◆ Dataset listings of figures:

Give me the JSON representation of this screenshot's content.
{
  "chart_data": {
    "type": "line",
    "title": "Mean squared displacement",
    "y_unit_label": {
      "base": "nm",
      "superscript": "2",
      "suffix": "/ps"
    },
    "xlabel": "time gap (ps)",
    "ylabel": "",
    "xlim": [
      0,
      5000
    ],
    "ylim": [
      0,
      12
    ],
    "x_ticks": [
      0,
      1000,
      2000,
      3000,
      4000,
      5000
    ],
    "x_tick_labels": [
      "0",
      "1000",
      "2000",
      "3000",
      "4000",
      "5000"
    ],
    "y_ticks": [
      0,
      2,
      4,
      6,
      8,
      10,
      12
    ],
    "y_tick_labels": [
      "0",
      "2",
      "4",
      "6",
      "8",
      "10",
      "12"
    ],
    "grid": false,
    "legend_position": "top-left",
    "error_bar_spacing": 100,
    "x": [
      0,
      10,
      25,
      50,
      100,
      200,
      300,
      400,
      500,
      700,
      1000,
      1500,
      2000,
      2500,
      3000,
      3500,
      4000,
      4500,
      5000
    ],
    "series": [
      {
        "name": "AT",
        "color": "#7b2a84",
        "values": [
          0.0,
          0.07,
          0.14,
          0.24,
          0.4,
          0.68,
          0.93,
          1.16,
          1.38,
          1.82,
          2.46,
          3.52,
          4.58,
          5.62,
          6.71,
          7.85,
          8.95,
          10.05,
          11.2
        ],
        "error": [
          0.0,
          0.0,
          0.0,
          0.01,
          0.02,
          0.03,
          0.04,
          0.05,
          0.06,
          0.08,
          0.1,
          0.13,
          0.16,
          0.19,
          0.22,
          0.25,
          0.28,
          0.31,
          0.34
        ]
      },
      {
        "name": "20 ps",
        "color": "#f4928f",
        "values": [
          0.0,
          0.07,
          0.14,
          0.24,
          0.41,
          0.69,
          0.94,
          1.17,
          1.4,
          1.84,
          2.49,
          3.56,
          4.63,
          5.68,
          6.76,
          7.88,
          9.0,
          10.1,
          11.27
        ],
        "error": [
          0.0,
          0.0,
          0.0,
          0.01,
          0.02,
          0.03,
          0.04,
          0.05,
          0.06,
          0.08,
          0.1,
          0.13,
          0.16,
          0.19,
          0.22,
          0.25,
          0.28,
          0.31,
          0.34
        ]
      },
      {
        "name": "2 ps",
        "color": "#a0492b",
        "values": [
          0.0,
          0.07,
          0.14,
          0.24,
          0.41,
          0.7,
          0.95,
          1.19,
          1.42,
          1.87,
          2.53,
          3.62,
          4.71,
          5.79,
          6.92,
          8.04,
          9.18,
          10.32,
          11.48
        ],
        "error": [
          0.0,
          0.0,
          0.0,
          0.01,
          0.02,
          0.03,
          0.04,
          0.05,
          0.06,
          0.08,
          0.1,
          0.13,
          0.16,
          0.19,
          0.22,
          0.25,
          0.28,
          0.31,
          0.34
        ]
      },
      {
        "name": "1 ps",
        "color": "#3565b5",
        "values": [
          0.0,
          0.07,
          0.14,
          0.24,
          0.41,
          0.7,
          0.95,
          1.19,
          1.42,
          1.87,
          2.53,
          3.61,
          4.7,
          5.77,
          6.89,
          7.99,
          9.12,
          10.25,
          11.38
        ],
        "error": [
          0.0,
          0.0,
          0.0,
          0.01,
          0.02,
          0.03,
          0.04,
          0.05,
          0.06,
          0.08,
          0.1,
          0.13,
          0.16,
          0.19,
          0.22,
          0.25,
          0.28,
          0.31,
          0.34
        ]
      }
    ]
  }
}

◆ WORK INSTRUCTIONS: Return the listing above in its exact form.

◆ RESULT OF THE TASK:
Give me the JSON representation of this screenshot's content.
{
  "chart_data": {
    "type": "line",
    "title": "Mean squared displacement",
    "y_unit_label": {
      "base": "nm",
      "superscript": "2",
      "suffix": "/ps"
    },
    "xlabel": "time gap (ps)",
    "ylabel": "",
    "xlim": [
      0,
      5000
    ],
    "ylim": [
      0,
      12
    ],
    "x_ticks": [
      0,
      1000,
      2000,
      3000,
      4000,
      5000
    ],
    "x_tick_labels": [
      "0",
      "1000",
      "2000",
      "3000",
      "4000",
      "5000"
    ],
    "y_ticks": [
      0,
      2,
      4,
      6,
      8,
      10,
      12
    ],
    "y_tick_labels": [
      "0",
      "2",
      "4",
      "6",
      "8",
      "10",
      "12"
    ],
    "grid": false,
    "legend_position": "top-left",
    "error_bar_spacing": 100,
    "x": [
      0,
      10,
      25,
      50,
      100,
      200,
      300,
      400,
      500,
      700,
      1000,
      1500,
      2000,
      2500,
      3000,
      3500,
      4000,
      4500,
      5000
    ],
    "series": [
      {
        "name": "AT",
        "color": "#7b2a84",
        "values": [
          0.0,
          0.07,
          0.14,
          0.24,
          0.4,
          0.68,
          0.93,
          1.16,
          1.38,
          1.82,
          2.46,
          3.52,
          4.58,
          5.62,
          6.71,
          7.85,
          8.95,
          10.05,
          11.2
        ],
        "error": [
          0.0,
          0.0,
          0.0,
          0.01,
          0.02,
          0.03,
          0.04,
          0.05,
          0.06,
          0.08,
          0.1,
          0.13,
          0.16,
          0.19,
          0.22,
          0.25,
          0.28,
          0.31,
          0.34
        ]
      },
      {
        "name": "20 ps",
        "color": "#f4928f",
        "values": [
          0.0,
          0.07,
          0.14,
          0.24,
          0.41,
          0.69,
          0.94,
          1.17,
          1.4,
          1.84,
          2.49,
          3.56,
          4.63,
          5.68,
          6.76,
          7.88,
          9.0,
          10.1,
          11.27
        ],
        "error": [
          0.0,
          0.0,
          0.0,
          0.01,
          0.02,
          0.03,
          0.04,
          0.05,
          0.06,
          0.08,
          0.1,
          0.13,
          0.16,
          0.19,
          0.22,
          0.25,
          0.28,
          0.31,
          0.34
        ]
      },
      {
        "name": "2 ps",
        "color": "#a0492b",
        "values": [
          0.0,
          0.07,
          0.14,
          0.24,
          0.41,
          0.7,
          0.95,
          1.19,
          1.42,
          1.87,
          2.53,
          3.62,
          4.71,
          5.79,
          6.92,
          8.04,
          9.18,
          10.32,
          11.48
        ],
        "error": [
          0.0,
          0.0,
          0.0,
          0.01,
          0.02,
          0.03,
          0.04,
          0.05,
          0.06,
          0.08,
          0.1,
          0.13,
          0.16,
          0.19,
          0.22,
          0.25,
          0.28,
          0.31,
          0.34
        ]
      },
      {
        "name": "1 ps",
        "color": "#3565b5",
        "values": [
          0.0,
          0.07,
          0.14,
          0.24,
          0.41,
          0.7,
          0.95,
          1.19,
          1.42,
          1.87,
          2.53,
          3.61,
          4.7,
          5.77,
          6.89,
          7.99,
          9.12,
          10.25,
          11.38
        ],
        "error": [
          0.0,
          0.0,
          0.0,
          0.01,
          0.02,
          0.03,
          0.04,
          0.05,
          0.06,
          0.08,
          0.1,
          0.13,
          0.16,
          0.19,
          0.22,
          0.25,
          0.28,
          0.31,
          0.34
        ]
      }
    ]
  }
}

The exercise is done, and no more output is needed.